Will you output the entries below exactly, skipping every image they contain?

━━━━━ Supplied data

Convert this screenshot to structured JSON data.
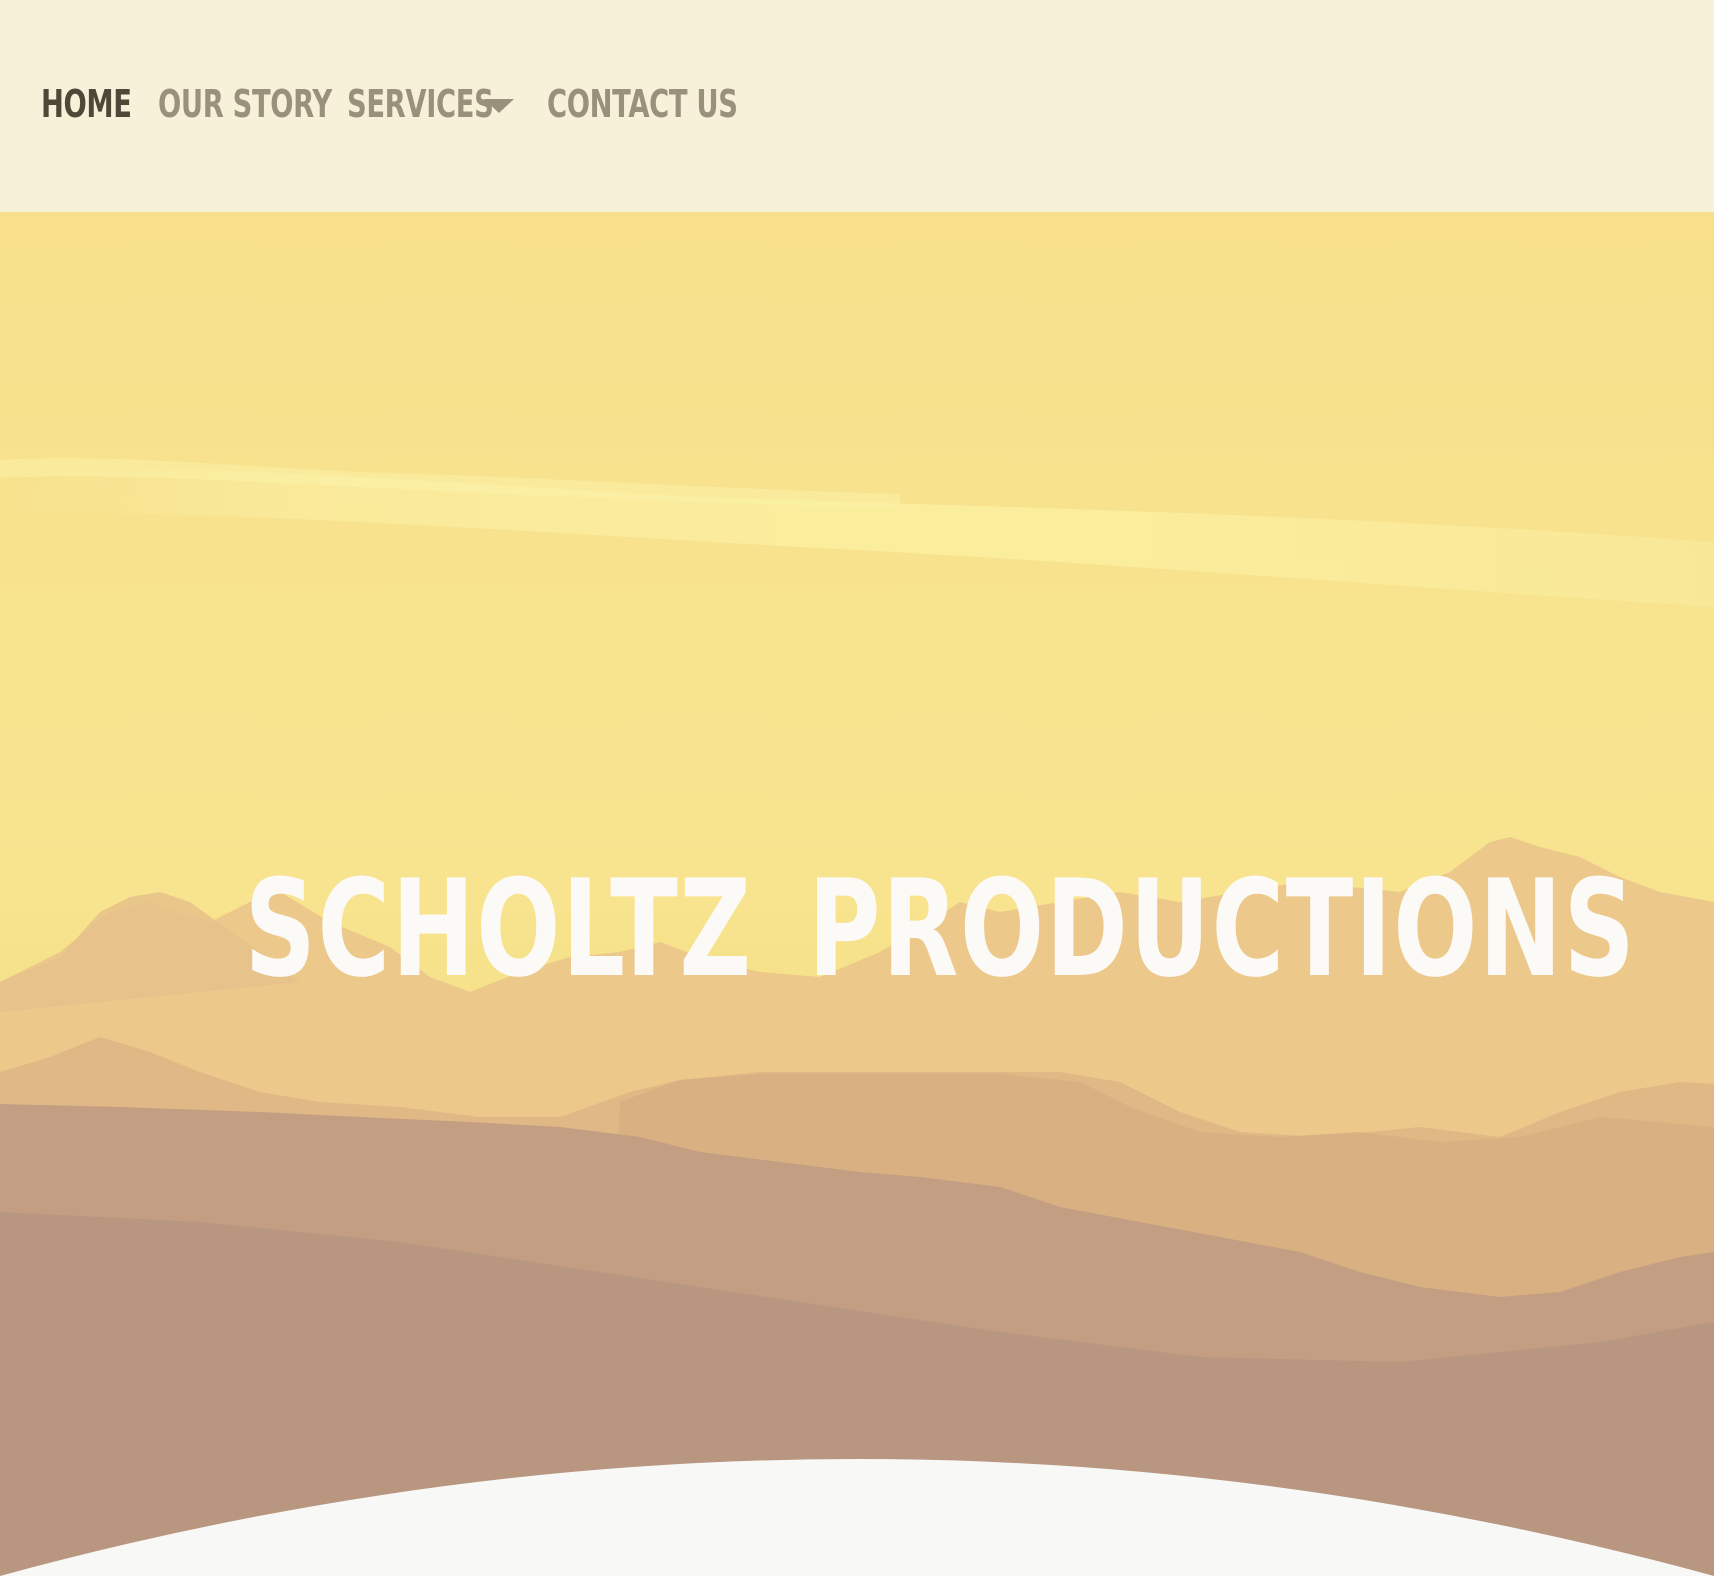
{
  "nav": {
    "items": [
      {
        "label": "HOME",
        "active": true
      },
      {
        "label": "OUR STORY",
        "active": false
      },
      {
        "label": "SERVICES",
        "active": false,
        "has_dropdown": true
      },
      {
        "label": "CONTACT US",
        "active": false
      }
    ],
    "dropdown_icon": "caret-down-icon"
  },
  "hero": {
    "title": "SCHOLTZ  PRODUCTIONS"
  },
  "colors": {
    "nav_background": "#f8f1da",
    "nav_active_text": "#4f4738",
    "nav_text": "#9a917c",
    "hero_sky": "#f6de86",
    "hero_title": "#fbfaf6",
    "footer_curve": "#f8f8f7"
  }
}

━━━━━━━━━━

▸ Result:
Convert this screenshot to structured JSON data.
{
  "nav": {
    "items": [
      {
        "label": "HOME",
        "active": true
      },
      {
        "label": "OUR STORY",
        "active": false
      },
      {
        "label": "SERVICES",
        "active": false,
        "has_dropdown": true
      },
      {
        "label": "CONTACT US",
        "active": false
      }
    ],
    "dropdown_icon": "caret-down-icon"
  },
  "hero": {
    "title": "SCHOLTZ  PRODUCTIONS"
  },
  "colors": {
    "nav_background": "#f8f1da",
    "nav_active_text": "#4f4738",
    "nav_text": "#9a917c",
    "hero_sky": "#f6de86",
    "hero_title": "#fbfaf6",
    "footer_curve": "#f8f8f7"
  }
}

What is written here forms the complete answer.